Using the listing below, copy every line that mentions "right".

-- start DATASET EXCERPTS --

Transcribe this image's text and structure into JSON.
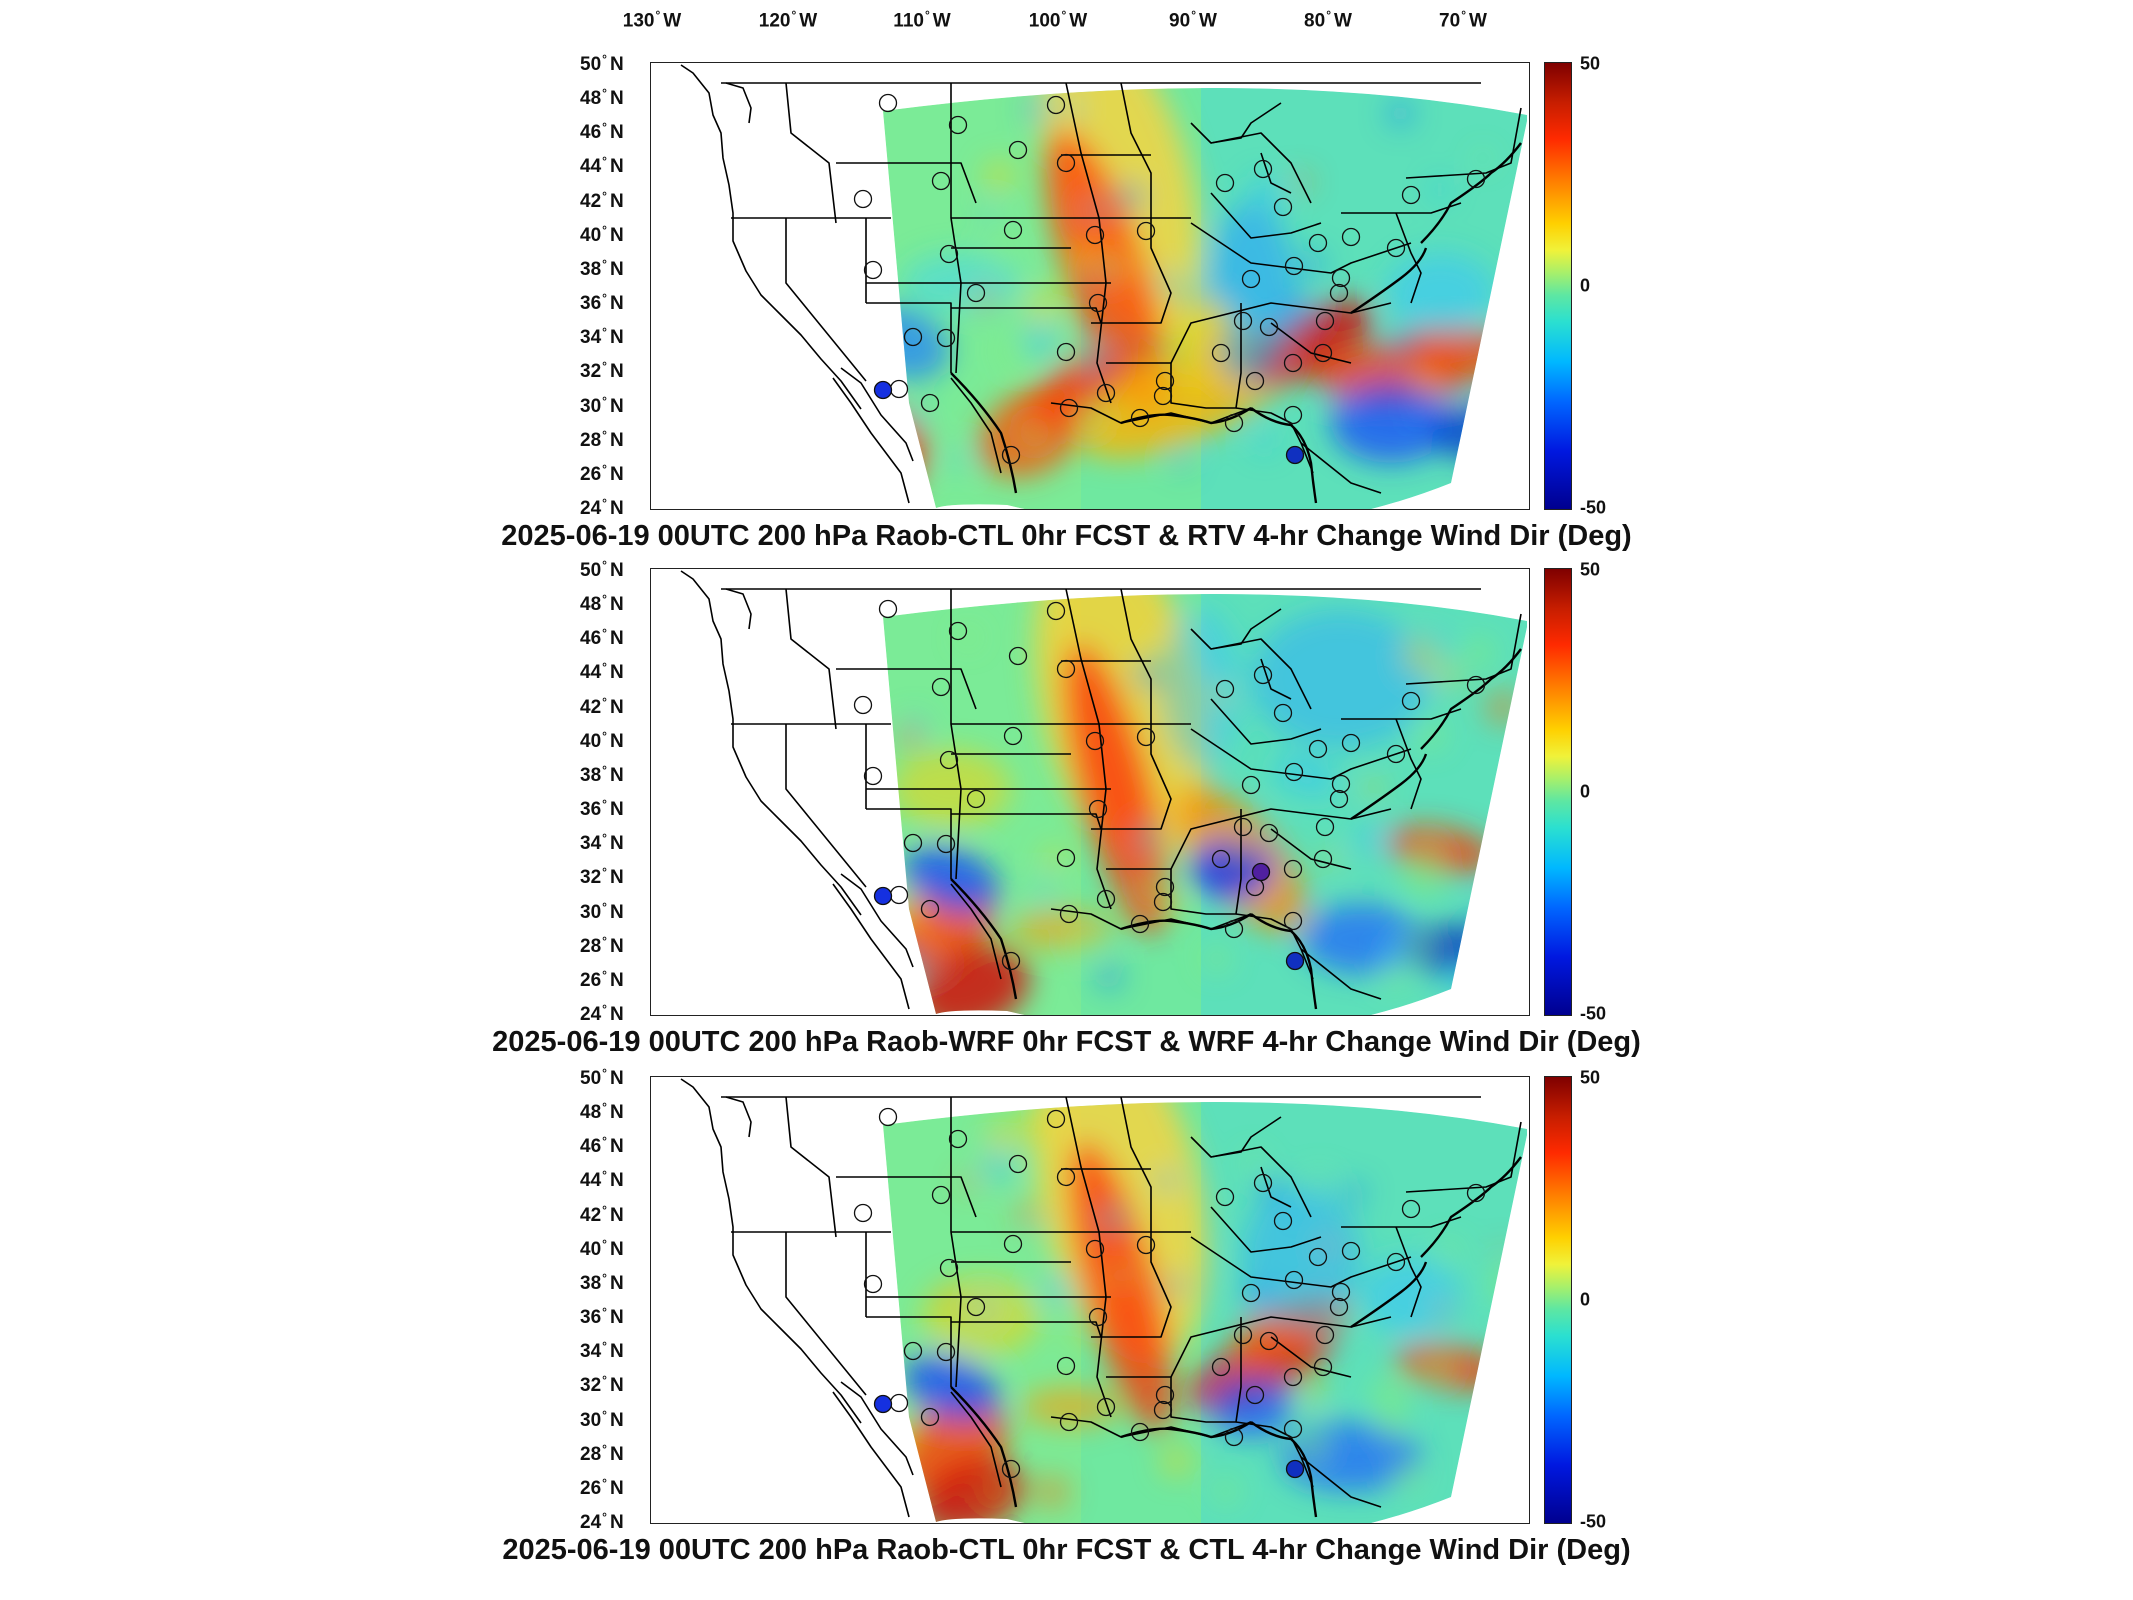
{
  "longitude_labels": [
    {
      "value": "130",
      "hem": "W"
    },
    {
      "value": "120",
      "hem": "W"
    },
    {
      "value": "110",
      "hem": "W"
    },
    {
      "value": "100",
      "hem": "W"
    },
    {
      "value": "90",
      "hem": "W"
    },
    {
      "value": "80",
      "hem": "W"
    },
    {
      "value": "70",
      "hem": "W"
    }
  ],
  "latitude_labels": [
    {
      "value": "50",
      "hem": "N"
    },
    {
      "value": "48",
      "hem": "N"
    },
    {
      "value": "46",
      "hem": "N"
    },
    {
      "value": "44",
      "hem": "N"
    },
    {
      "value": "42",
      "hem": "N"
    },
    {
      "value": "40",
      "hem": "N"
    },
    {
      "value": "38",
      "hem": "N"
    },
    {
      "value": "36",
      "hem": "N"
    },
    {
      "value": "34",
      "hem": "N"
    },
    {
      "value": "32",
      "hem": "N"
    },
    {
      "value": "30",
      "hem": "N"
    },
    {
      "value": "28",
      "hem": "N"
    },
    {
      "value": "26",
      "hem": "N"
    },
    {
      "value": "24",
      "hem": "N"
    }
  ],
  "colorbar": {
    "max": "50",
    "mid": "0",
    "min": "-50"
  },
  "panels": [
    {
      "id": "rtv",
      "title": "2025-06-19 00UTC 200 hPa Raob-CTL 0hr FCST & RTV 4-hr Change Wind Dir (Deg)"
    },
    {
      "id": "wrf",
      "title": "2025-06-19 00UTC 200 hPa Raob-WRF 0hr FCST & WRF 4-hr Change Wind Dir (Deg)"
    },
    {
      "id": "ctl",
      "title": "2025-06-19 00UTC 200 hPa Raob-CTL 0hr FCST & CTL 4-hr Change Wind Dir (Deg)"
    }
  ]
}
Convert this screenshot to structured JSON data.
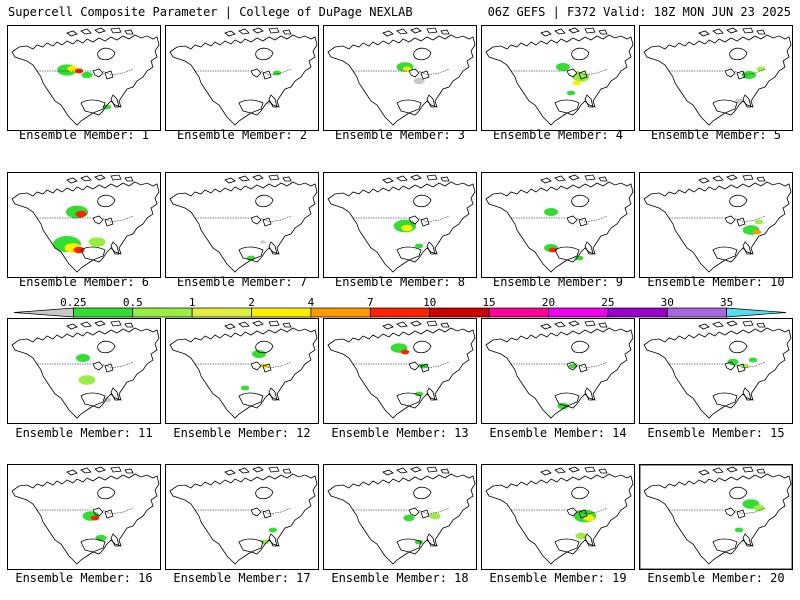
{
  "header": {
    "left": "Supercell Composite Parameter | College of DuPage NEXLAB",
    "right": "06Z GEFS | F372 Valid: 18Z MON JUN 23 2025"
  },
  "legend": {
    "ticks": [
      "0.25",
      "0.5",
      "1",
      "2",
      "4",
      "7",
      "10",
      "15",
      "20",
      "25",
      "30",
      "35"
    ],
    "colors": [
      "#c8c8c8",
      "#33dd33",
      "#99ee44",
      "#e0f040",
      "#ffee00",
      "#ff9900",
      "#ff2200",
      "#cc0000",
      "#ff0099",
      "#ee00ee",
      "#9900cc",
      "#aa66dd",
      "#55ddee"
    ]
  },
  "members": [
    {
      "label": "Ensemble Member: 1"
    },
    {
      "label": "Ensemble Member: 2"
    },
    {
      "label": "Ensemble Member: 3"
    },
    {
      "label": "Ensemble Member: 4"
    },
    {
      "label": "Ensemble Member: 5"
    },
    {
      "label": "Ensemble Member: 6"
    },
    {
      "label": "Ensemble Member: 7"
    },
    {
      "label": "Ensemble Member: 8"
    },
    {
      "label": "Ensemble Member: 9"
    },
    {
      "label": "Ensemble Member: 10"
    },
    {
      "label": "Ensemble Member: 11"
    },
    {
      "label": "Ensemble Member: 12"
    },
    {
      "label": "Ensemble Member: 13"
    },
    {
      "label": "Ensemble Member: 14"
    },
    {
      "label": "Ensemble Member: 15"
    },
    {
      "label": "Ensemble Member: 16"
    },
    {
      "label": "Ensemble Member: 17"
    },
    {
      "label": "Ensemble Member: 18"
    },
    {
      "label": "Ensemble Member: 19"
    },
    {
      "label": "Ensemble Member: 20"
    }
  ]
}
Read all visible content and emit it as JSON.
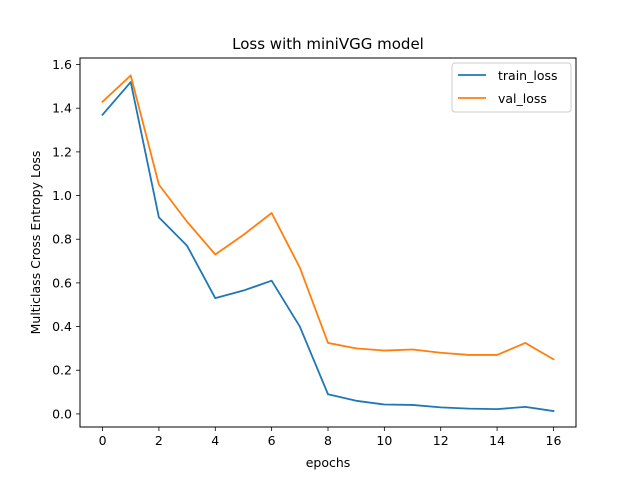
{
  "chart_data": {
    "type": "line",
    "title": "Loss with miniVGG model",
    "xlabel": "epochs",
    "ylabel": "Multiclass Cross Entropy Loss",
    "x": [
      0,
      1,
      2,
      3,
      4,
      5,
      6,
      7,
      8,
      9,
      10,
      11,
      12,
      13,
      14,
      15,
      16
    ],
    "xlim": [
      -0.8,
      16.8
    ],
    "ylim": [
      -0.06,
      1.63
    ],
    "xticks": [
      0,
      2,
      4,
      6,
      8,
      10,
      12,
      14,
      16
    ],
    "yticks": [
      0.0,
      0.2,
      0.4,
      0.6,
      0.8,
      1.0,
      1.2,
      1.4,
      1.6
    ],
    "ytick_labels": [
      "0.0",
      "0.2",
      "0.4",
      "0.6",
      "0.8",
      "1.0",
      "1.2",
      "1.4",
      "1.6"
    ],
    "grid": false,
    "legend_position": "top-right",
    "series": [
      {
        "name": "train_loss",
        "color": "#1f77b4",
        "values": [
          1.37,
          1.52,
          0.9,
          0.77,
          0.53,
          0.565,
          0.61,
          0.4,
          0.09,
          0.06,
          0.043,
          0.041,
          0.03,
          0.024,
          0.022,
          0.032,
          0.013
        ]
      },
      {
        "name": "val_loss",
        "color": "#ff7f0e",
        "values": [
          1.43,
          1.55,
          1.05,
          0.88,
          0.73,
          0.82,
          0.92,
          0.67,
          0.325,
          0.3,
          0.29,
          0.295,
          0.28,
          0.27,
          0.27,
          0.325,
          0.25
        ]
      }
    ]
  }
}
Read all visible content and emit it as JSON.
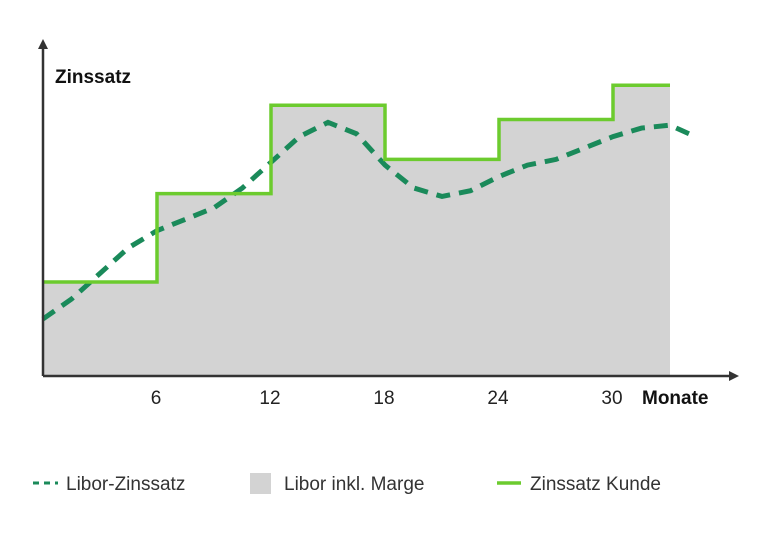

-- end DATASET EXCERPTS --

WRITTEN RESPONSE:
    "right": "06Z GEFS | F372 Valid: 18Z MON JUN 23 2025"
    "legend_position": "top-right",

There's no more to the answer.